**Exercise inputs**
##############################
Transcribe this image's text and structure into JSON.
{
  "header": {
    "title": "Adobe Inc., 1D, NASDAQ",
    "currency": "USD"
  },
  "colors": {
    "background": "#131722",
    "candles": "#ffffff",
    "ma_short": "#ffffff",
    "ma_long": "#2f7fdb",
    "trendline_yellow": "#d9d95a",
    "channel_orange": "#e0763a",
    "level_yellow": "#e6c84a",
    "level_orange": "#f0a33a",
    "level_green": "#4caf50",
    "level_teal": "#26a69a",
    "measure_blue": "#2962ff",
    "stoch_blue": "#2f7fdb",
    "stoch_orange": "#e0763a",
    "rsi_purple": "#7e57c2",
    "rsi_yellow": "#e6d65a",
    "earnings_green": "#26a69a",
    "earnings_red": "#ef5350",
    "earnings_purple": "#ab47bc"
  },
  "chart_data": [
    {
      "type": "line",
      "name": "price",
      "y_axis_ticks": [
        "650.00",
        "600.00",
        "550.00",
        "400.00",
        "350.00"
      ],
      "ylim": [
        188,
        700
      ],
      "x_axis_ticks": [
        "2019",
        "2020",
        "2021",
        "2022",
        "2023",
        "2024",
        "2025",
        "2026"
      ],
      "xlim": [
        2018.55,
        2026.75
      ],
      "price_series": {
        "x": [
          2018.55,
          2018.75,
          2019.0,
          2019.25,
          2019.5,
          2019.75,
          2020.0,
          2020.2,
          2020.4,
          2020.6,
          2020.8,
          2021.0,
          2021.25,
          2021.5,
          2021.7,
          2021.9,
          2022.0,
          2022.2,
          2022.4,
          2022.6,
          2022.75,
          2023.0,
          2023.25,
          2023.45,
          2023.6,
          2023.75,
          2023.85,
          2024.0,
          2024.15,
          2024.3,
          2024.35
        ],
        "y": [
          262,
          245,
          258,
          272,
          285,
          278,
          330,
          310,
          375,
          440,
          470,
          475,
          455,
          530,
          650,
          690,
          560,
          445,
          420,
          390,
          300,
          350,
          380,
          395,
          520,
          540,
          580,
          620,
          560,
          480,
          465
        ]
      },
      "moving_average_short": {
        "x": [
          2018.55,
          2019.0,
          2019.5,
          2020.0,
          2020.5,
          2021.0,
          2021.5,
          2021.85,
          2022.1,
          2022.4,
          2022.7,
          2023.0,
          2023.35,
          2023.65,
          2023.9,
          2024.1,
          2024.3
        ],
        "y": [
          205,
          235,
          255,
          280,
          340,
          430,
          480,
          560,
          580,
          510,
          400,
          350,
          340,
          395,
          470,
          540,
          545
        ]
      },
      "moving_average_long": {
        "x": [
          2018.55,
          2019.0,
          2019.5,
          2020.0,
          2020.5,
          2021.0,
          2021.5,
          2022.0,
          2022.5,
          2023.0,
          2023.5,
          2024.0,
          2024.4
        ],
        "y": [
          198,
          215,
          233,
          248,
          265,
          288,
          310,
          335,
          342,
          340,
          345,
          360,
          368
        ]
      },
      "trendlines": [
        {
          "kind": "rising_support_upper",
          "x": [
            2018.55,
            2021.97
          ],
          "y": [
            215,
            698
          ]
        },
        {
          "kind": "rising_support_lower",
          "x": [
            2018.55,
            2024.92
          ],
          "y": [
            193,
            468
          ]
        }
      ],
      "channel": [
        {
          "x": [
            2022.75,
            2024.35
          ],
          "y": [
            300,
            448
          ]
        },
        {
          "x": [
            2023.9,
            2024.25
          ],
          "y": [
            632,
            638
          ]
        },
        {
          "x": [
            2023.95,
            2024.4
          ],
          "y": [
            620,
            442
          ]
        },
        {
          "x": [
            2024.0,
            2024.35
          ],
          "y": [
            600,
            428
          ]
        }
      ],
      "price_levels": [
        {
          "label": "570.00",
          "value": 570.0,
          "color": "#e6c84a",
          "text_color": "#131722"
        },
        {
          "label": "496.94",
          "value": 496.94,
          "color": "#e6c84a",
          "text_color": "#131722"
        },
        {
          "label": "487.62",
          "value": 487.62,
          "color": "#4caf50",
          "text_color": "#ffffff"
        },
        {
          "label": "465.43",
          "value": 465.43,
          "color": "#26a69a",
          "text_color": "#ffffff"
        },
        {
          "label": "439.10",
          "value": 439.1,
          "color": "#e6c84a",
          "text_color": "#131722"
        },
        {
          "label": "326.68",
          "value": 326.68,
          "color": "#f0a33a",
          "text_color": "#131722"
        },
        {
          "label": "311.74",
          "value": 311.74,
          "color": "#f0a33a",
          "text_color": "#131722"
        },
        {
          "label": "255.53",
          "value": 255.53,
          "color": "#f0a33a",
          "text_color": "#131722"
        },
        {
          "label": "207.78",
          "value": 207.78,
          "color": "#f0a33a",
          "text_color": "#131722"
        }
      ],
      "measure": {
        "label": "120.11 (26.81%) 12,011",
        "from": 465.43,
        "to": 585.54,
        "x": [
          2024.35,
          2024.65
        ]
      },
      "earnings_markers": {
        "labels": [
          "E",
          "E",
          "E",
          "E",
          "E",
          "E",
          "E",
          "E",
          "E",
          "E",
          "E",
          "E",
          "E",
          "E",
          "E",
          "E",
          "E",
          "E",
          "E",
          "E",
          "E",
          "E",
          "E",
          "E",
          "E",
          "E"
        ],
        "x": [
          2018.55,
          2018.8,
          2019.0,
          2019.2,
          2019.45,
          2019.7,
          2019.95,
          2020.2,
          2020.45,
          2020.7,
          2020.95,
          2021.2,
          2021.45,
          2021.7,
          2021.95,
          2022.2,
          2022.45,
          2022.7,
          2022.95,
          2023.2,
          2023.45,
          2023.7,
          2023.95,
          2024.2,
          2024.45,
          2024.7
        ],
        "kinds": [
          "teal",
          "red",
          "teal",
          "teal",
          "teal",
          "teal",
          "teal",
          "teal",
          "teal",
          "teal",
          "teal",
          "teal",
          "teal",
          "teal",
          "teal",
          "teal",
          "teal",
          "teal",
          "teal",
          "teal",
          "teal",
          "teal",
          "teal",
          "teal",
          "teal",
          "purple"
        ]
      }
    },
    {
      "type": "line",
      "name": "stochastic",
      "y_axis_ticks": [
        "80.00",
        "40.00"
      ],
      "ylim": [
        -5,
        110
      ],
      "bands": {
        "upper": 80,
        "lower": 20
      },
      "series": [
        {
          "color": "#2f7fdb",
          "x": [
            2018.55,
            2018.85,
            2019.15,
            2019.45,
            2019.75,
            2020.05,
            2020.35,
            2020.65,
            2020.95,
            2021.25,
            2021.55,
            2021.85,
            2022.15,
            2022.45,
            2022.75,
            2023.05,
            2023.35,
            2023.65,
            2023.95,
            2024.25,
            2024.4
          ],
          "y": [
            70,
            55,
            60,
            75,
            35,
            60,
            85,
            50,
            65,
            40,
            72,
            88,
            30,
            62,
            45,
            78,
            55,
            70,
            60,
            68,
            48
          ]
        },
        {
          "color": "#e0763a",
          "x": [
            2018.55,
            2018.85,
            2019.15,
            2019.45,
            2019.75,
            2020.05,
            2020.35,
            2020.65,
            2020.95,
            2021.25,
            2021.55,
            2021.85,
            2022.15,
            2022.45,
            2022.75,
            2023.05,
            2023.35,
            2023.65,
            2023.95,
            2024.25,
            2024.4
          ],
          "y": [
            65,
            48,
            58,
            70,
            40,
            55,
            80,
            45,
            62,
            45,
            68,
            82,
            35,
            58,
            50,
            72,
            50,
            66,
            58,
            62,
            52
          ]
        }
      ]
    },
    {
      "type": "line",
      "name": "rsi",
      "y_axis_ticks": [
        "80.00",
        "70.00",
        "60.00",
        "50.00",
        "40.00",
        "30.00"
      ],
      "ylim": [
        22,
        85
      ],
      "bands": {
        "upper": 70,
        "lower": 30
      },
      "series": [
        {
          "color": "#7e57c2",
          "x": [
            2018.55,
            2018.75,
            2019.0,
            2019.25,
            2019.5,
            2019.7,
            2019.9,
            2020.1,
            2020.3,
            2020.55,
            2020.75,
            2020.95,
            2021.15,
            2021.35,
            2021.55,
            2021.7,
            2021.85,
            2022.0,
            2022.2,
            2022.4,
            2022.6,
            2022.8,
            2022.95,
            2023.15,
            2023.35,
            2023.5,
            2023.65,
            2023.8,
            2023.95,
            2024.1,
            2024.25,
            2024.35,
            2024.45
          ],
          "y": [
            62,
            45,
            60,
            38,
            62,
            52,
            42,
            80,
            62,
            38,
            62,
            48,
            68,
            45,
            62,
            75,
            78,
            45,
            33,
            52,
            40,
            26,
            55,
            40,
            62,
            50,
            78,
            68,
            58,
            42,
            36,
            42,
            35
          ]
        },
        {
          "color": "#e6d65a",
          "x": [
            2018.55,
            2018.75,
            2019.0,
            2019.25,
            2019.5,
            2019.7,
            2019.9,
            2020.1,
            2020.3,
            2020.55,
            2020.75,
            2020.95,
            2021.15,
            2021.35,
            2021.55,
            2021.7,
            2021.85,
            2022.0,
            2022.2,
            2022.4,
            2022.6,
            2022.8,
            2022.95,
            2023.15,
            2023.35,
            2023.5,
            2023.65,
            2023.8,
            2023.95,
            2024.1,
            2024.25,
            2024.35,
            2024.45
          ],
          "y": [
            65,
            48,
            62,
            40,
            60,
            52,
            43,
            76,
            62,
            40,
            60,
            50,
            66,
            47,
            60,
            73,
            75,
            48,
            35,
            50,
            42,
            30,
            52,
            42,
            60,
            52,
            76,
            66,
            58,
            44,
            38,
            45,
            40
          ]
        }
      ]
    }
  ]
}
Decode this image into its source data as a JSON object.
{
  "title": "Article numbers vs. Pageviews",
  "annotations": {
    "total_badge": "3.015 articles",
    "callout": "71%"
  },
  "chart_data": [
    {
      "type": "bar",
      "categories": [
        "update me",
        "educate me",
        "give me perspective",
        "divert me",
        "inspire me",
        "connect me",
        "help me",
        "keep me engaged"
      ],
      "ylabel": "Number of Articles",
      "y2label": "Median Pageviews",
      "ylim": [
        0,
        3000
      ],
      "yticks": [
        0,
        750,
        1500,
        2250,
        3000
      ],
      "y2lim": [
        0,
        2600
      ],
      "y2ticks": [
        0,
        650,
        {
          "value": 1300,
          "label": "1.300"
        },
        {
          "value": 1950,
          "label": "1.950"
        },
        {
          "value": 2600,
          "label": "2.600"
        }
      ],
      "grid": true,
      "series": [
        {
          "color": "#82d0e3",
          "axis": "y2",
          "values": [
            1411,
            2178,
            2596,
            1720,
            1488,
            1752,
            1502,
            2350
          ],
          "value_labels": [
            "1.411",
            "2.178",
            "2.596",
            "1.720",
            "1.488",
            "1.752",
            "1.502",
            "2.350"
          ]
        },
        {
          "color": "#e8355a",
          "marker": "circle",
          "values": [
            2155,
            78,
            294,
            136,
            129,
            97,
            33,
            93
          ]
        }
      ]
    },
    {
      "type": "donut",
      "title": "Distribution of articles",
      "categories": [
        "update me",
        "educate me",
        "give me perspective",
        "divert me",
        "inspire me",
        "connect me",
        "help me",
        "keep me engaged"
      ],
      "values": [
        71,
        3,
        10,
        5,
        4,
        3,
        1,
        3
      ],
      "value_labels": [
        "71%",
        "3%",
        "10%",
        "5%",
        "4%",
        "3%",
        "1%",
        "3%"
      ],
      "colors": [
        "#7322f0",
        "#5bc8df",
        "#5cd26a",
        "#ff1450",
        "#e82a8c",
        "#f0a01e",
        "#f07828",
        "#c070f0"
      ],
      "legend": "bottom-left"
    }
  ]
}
##############################
**Directive**
Within the material above, find the lines that contain the word "title"; copy them.

**Final result**
    "title": "Adobe Inc., 1D, NASDAQ",
  "title": "Article numbers vs. Pageviews",
      "title": "Distribution of articles",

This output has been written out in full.